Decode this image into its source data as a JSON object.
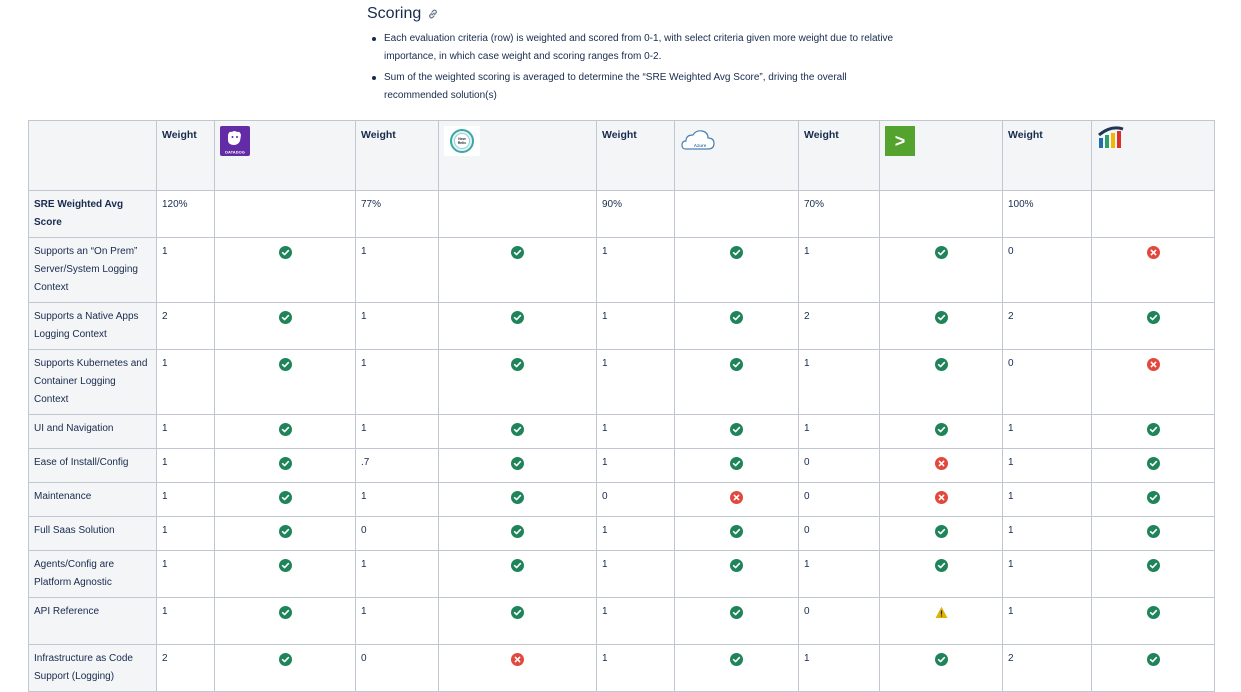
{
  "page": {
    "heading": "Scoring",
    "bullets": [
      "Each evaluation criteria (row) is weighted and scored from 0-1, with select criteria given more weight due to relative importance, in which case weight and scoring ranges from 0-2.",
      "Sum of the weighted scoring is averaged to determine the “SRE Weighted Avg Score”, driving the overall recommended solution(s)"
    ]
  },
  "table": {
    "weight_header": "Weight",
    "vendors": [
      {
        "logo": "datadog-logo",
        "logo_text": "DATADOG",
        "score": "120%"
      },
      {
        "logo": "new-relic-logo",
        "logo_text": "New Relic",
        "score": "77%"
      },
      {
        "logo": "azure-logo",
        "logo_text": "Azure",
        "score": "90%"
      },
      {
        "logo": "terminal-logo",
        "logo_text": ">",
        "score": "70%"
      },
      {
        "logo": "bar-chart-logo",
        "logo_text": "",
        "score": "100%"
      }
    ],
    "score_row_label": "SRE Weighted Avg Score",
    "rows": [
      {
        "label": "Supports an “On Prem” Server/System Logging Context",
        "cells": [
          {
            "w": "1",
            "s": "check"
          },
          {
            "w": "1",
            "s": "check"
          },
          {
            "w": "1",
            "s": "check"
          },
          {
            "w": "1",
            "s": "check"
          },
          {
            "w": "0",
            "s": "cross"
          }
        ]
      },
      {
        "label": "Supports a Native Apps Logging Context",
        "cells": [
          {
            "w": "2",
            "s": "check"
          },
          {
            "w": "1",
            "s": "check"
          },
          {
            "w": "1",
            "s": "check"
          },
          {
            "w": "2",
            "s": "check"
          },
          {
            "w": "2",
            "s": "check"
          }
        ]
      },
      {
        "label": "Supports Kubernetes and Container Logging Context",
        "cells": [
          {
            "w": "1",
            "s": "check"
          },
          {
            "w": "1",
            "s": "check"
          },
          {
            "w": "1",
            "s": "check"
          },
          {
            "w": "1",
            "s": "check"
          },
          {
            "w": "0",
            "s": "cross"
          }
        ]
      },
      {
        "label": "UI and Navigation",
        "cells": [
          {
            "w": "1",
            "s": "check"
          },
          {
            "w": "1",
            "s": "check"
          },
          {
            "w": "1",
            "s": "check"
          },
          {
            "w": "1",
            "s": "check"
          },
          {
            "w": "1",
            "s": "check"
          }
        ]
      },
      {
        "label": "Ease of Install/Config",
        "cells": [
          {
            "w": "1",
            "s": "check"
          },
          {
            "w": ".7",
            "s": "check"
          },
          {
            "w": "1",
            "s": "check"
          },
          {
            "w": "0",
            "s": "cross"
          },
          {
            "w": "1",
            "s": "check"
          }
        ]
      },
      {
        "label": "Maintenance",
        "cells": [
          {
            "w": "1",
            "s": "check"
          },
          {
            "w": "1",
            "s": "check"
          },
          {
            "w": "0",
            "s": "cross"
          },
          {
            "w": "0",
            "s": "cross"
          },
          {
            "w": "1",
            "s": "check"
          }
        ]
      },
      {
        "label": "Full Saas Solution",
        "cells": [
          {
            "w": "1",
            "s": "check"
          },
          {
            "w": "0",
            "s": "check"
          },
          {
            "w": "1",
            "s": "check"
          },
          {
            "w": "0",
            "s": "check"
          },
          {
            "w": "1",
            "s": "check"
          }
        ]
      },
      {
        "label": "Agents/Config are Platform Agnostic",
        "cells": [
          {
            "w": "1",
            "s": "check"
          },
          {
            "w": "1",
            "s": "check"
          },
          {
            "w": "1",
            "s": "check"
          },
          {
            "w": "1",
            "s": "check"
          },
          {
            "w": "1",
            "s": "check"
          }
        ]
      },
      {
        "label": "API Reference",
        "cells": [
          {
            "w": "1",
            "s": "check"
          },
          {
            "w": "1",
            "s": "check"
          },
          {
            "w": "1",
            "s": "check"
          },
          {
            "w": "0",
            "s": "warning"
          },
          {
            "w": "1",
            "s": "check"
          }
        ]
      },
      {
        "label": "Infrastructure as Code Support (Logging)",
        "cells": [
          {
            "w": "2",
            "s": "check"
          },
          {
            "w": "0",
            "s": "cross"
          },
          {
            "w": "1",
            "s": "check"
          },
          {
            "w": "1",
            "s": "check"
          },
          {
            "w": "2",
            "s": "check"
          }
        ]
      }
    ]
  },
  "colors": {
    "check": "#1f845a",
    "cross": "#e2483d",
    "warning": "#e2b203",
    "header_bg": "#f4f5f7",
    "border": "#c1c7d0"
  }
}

Short task — Repeat the records above exactly, leaving out the pictures.

The completed task —
Decode this image into its source data as a JSON object.
{
  "page": {
    "heading": "Scoring",
    "bullets": [
      "Each evaluation criteria (row) is weighted and scored from 0-1, with select criteria given more weight due to relative importance, in which case weight and scoring ranges from 0-2.",
      "Sum of the weighted scoring is averaged to determine the “SRE Weighted Avg Score”, driving the overall recommended solution(s)"
    ]
  },
  "table": {
    "weight_header": "Weight",
    "vendors": [
      {
        "logo": "datadog-logo",
        "logo_text": "DATADOG",
        "score": "120%"
      },
      {
        "logo": "new-relic-logo",
        "logo_text": "New Relic",
        "score": "77%"
      },
      {
        "logo": "azure-logo",
        "logo_text": "Azure",
        "score": "90%"
      },
      {
        "logo": "terminal-logo",
        "logo_text": ">",
        "score": "70%"
      },
      {
        "logo": "bar-chart-logo",
        "logo_text": "",
        "score": "100%"
      }
    ],
    "score_row_label": "SRE Weighted Avg Score",
    "rows": [
      {
        "label": "Supports an “On Prem” Server/System Logging Context",
        "cells": [
          {
            "w": "1",
            "s": "check"
          },
          {
            "w": "1",
            "s": "check"
          },
          {
            "w": "1",
            "s": "check"
          },
          {
            "w": "1",
            "s": "check"
          },
          {
            "w": "0",
            "s": "cross"
          }
        ]
      },
      {
        "label": "Supports a Native Apps Logging Context",
        "cells": [
          {
            "w": "2",
            "s": "check"
          },
          {
            "w": "1",
            "s": "check"
          },
          {
            "w": "1",
            "s": "check"
          },
          {
            "w": "2",
            "s": "check"
          },
          {
            "w": "2",
            "s": "check"
          }
        ]
      },
      {
        "label": "Supports Kubernetes and Container Logging Context",
        "cells": [
          {
            "w": "1",
            "s": "check"
          },
          {
            "w": "1",
            "s": "check"
          },
          {
            "w": "1",
            "s": "check"
          },
          {
            "w": "1",
            "s": "check"
          },
          {
            "w": "0",
            "s": "cross"
          }
        ]
      },
      {
        "label": "UI and Navigation",
        "cells": [
          {
            "w": "1",
            "s": "check"
          },
          {
            "w": "1",
            "s": "check"
          },
          {
            "w": "1",
            "s": "check"
          },
          {
            "w": "1",
            "s": "check"
          },
          {
            "w": "1",
            "s": "check"
          }
        ]
      },
      {
        "label": "Ease of Install/Config",
        "cells": [
          {
            "w": "1",
            "s": "check"
          },
          {
            "w": ".7",
            "s": "check"
          },
          {
            "w": "1",
            "s": "check"
          },
          {
            "w": "0",
            "s": "cross"
          },
          {
            "w": "1",
            "s": "check"
          }
        ]
      },
      {
        "label": "Maintenance",
        "cells": [
          {
            "w": "1",
            "s": "check"
          },
          {
            "w": "1",
            "s": "check"
          },
          {
            "w": "0",
            "s": "cross"
          },
          {
            "w": "0",
            "s": "cross"
          },
          {
            "w": "1",
            "s": "check"
          }
        ]
      },
      {
        "label": "Full Saas Solution",
        "cells": [
          {
            "w": "1",
            "s": "check"
          },
          {
            "w": "0",
            "s": "check"
          },
          {
            "w": "1",
            "s": "check"
          },
          {
            "w": "0",
            "s": "check"
          },
          {
            "w": "1",
            "s": "check"
          }
        ]
      },
      {
        "label": "Agents/Config are Platform Agnostic",
        "cells": [
          {
            "w": "1",
            "s": "check"
          },
          {
            "w": "1",
            "s": "check"
          },
          {
            "w": "1",
            "s": "check"
          },
          {
            "w": "1",
            "s": "check"
          },
          {
            "w": "1",
            "s": "check"
          }
        ]
      },
      {
        "label": "API Reference",
        "cells": [
          {
            "w": "1",
            "s": "check"
          },
          {
            "w": "1",
            "s": "check"
          },
          {
            "w": "1",
            "s": "check"
          },
          {
            "w": "0",
            "s": "warning"
          },
          {
            "w": "1",
            "s": "check"
          }
        ]
      },
      {
        "label": "Infrastructure as Code Support (Logging)",
        "cells": [
          {
            "w": "2",
            "s": "check"
          },
          {
            "w": "0",
            "s": "cross"
          },
          {
            "w": "1",
            "s": "check"
          },
          {
            "w": "1",
            "s": "check"
          },
          {
            "w": "2",
            "s": "check"
          }
        ]
      }
    ]
  },
  "colors": {
    "check": "#1f845a",
    "cross": "#e2483d",
    "warning": "#e2b203",
    "header_bg": "#f4f5f7",
    "border": "#c1c7d0"
  }
}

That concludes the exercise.